[What you are asked to do]:
Output each entry below as it stands, leaving out every picture.

----- Data to process

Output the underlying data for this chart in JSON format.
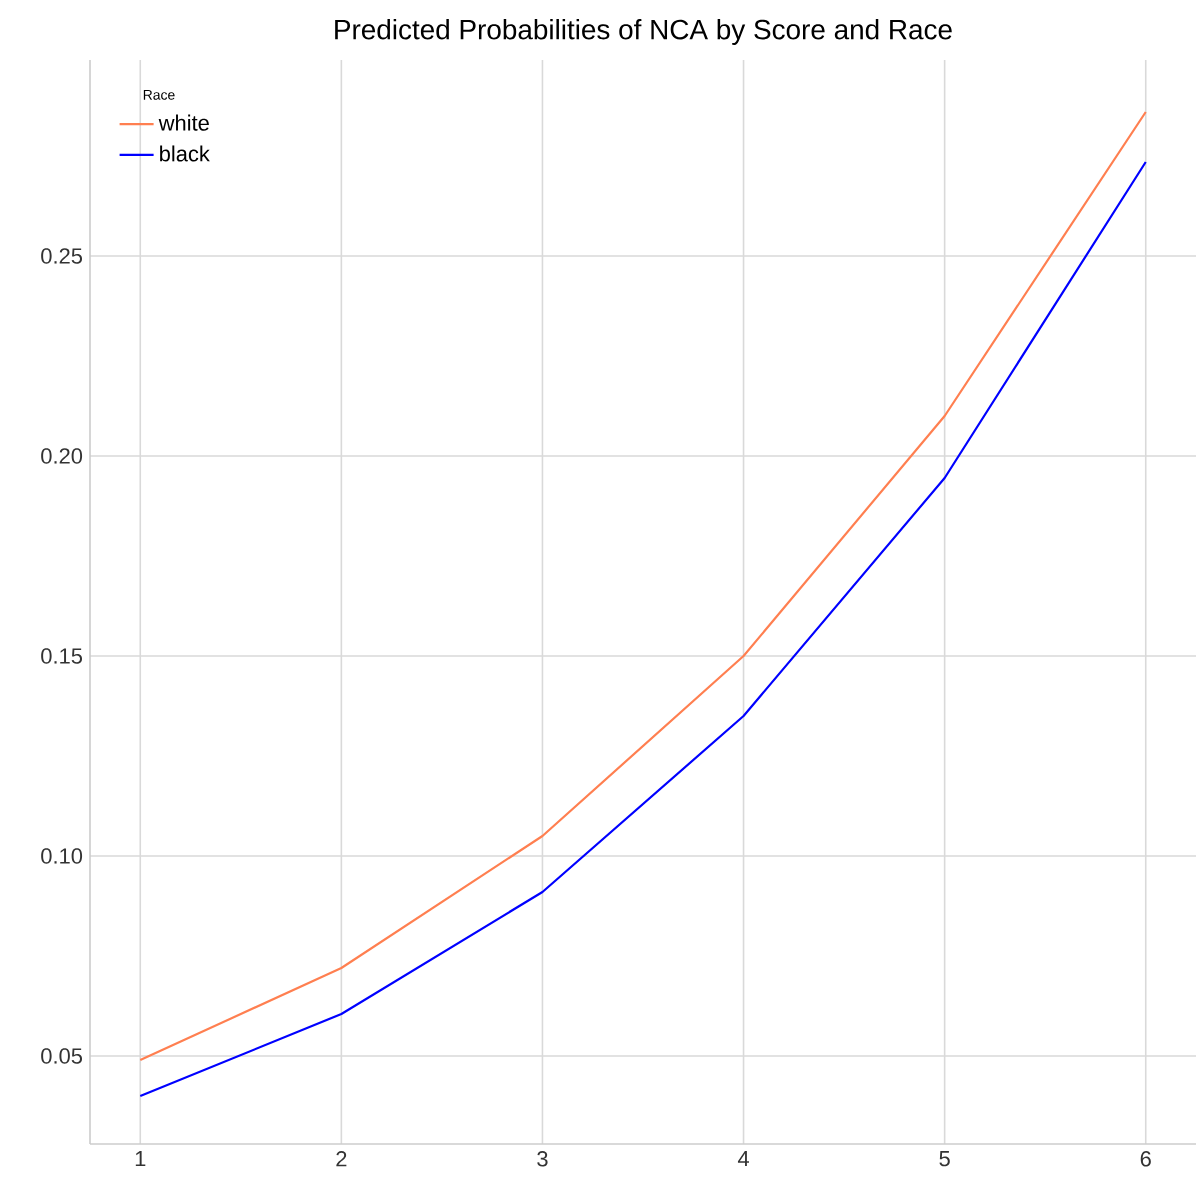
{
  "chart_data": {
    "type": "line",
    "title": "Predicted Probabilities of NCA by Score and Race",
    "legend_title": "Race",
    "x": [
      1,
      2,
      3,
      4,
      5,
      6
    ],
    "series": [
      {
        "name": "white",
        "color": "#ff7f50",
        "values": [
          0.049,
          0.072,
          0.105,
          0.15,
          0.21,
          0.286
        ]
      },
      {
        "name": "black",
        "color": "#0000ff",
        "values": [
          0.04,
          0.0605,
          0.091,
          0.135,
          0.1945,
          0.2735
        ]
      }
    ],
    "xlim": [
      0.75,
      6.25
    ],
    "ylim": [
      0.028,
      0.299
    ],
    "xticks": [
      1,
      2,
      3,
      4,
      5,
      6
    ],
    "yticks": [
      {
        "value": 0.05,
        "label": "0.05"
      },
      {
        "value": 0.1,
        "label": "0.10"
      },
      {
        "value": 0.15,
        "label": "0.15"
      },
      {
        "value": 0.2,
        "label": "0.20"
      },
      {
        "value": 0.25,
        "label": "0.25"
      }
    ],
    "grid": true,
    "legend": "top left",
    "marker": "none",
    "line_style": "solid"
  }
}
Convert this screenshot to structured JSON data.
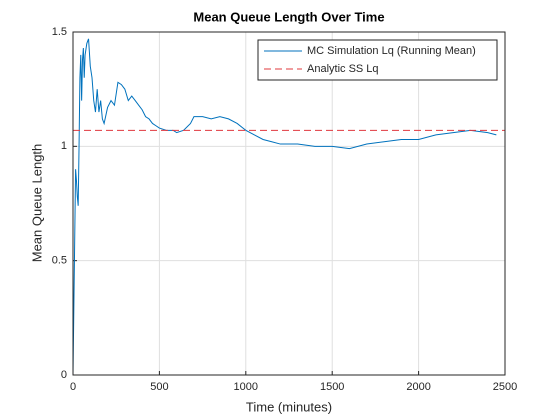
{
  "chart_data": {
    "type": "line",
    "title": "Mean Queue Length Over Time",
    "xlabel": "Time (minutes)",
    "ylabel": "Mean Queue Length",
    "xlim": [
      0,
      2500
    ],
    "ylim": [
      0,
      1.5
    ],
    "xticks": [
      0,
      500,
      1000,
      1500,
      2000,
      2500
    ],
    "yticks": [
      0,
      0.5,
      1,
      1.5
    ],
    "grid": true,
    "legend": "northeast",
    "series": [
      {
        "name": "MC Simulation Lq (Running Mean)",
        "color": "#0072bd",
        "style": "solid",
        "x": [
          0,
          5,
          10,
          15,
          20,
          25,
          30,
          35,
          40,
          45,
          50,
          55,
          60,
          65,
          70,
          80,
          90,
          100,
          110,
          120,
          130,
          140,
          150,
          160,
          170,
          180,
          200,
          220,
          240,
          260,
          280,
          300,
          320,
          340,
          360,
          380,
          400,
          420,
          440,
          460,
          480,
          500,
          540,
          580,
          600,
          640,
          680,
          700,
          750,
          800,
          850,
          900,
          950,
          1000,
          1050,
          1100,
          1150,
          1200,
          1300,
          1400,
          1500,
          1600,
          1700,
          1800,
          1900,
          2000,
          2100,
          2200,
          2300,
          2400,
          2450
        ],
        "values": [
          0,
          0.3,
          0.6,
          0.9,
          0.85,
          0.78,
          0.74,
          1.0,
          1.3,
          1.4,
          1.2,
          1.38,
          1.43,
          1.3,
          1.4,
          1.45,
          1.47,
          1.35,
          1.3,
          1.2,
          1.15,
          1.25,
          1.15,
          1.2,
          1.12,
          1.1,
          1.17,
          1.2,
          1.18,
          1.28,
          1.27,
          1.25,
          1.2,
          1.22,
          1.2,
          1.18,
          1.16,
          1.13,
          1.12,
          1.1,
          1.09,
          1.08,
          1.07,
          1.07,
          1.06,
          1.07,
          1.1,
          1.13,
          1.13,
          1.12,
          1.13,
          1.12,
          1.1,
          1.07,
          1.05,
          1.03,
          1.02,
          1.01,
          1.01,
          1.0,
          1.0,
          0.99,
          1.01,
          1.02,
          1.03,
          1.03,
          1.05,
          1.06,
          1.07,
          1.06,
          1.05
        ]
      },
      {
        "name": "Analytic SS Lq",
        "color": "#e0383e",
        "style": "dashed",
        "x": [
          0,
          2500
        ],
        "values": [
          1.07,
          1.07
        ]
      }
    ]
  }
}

----------

[Written reply]:
Output the underlying data for this chart in JSON format.
{
  "chart_data": {
    "type": "line",
    "title": "Predicted Probabilities of NCA by Score and Race",
    "legend_title": "Race",
    "x": [
      1,
      2,
      3,
      4,
      5,
      6
    ],
    "series": [
      {
        "name": "white",
        "color": "#ff7f50",
        "values": [
          0.049,
          0.072,
          0.105,
          0.15,
          0.21,
          0.286
        ]
      },
      {
        "name": "black",
        "color": "#0000ff",
        "values": [
          0.04,
          0.0605,
          0.091,
          0.135,
          0.1945,
          0.2735
        ]
      }
    ],
    "xlim": [
      0.75,
      6.25
    ],
    "ylim": [
      0.028,
      0.299
    ],
    "xticks": [
      1,
      2,
      3,
      4,
      5,
      6
    ],
    "yticks": [
      {
        "value": 0.05,
        "label": "0.05"
      },
      {
        "value": 0.1,
        "label": "0.10"
      },
      {
        "value": 0.15,
        "label": "0.15"
      },
      {
        "value": 0.2,
        "label": "0.20"
      },
      {
        "value": 0.25,
        "label": "0.25"
      }
    ],
    "grid": true,
    "legend": "top left",
    "marker": "none",
    "line_style": "solid"
  }
}
Convert this screenshot to structured JSON data.
{
  "chart_data": {
    "type": "line",
    "title": "Mean Queue Length Over Time",
    "xlabel": "Time (minutes)",
    "ylabel": "Mean Queue Length",
    "xlim": [
      0,
      2500
    ],
    "ylim": [
      0,
      1.5
    ],
    "xticks": [
      0,
      500,
      1000,
      1500,
      2000,
      2500
    ],
    "yticks": [
      0,
      0.5,
      1,
      1.5
    ],
    "grid": true,
    "legend": "northeast",
    "series": [
      {
        "name": "MC Simulation Lq (Running Mean)",
        "color": "#0072bd",
        "style": "solid",
        "x": [
          0,
          5,
          10,
          15,
          20,
          25,
          30,
          35,
          40,
          45,
          50,
          55,
          60,
          65,
          70,
          80,
          90,
          100,
          110,
          120,
          130,
          140,
          150,
          160,
          170,
          180,
          200,
          220,
          240,
          260,
          280,
          300,
          320,
          340,
          360,
          380,
          400,
          420,
          440,
          460,
          480,
          500,
          540,
          580,
          600,
          640,
          680,
          700,
          750,
          800,
          850,
          900,
          950,
          1000,
          1050,
          1100,
          1150,
          1200,
          1300,
          1400,
          1500,
          1600,
          1700,
          1800,
          1900,
          2000,
          2100,
          2200,
          2300,
          2400,
          2450
        ],
        "values": [
          0,
          0.3,
          0.6,
          0.9,
          0.85,
          0.78,
          0.74,
          1.0,
          1.3,
          1.4,
          1.2,
          1.38,
          1.43,
          1.3,
          1.4,
          1.45,
          1.47,
          1.35,
          1.3,
          1.2,
          1.15,
          1.25,
          1.15,
          1.2,
          1.12,
          1.1,
          1.17,
          1.2,
          1.18,
          1.28,
          1.27,
          1.25,
          1.2,
          1.22,
          1.2,
          1.18,
          1.16,
          1.13,
          1.12,
          1.1,
          1.09,
          1.08,
          1.07,
          1.07,
          1.06,
          1.07,
          1.1,
          1.13,
          1.13,
          1.12,
          1.13,
          1.12,
          1.1,
          1.07,
          1.05,
          1.03,
          1.02,
          1.01,
          1.01,
          1.0,
          1.0,
          0.99,
          1.01,
          1.02,
          1.03,
          1.03,
          1.05,
          1.06,
          1.07,
          1.06,
          1.05
        ]
      },
      {
        "name": "Analytic SS Lq",
        "color": "#e0383e",
        "style": "dashed",
        "x": [
          0,
          2500
        ],
        "values": [
          1.07,
          1.07
        ]
      }
    ]
  }
}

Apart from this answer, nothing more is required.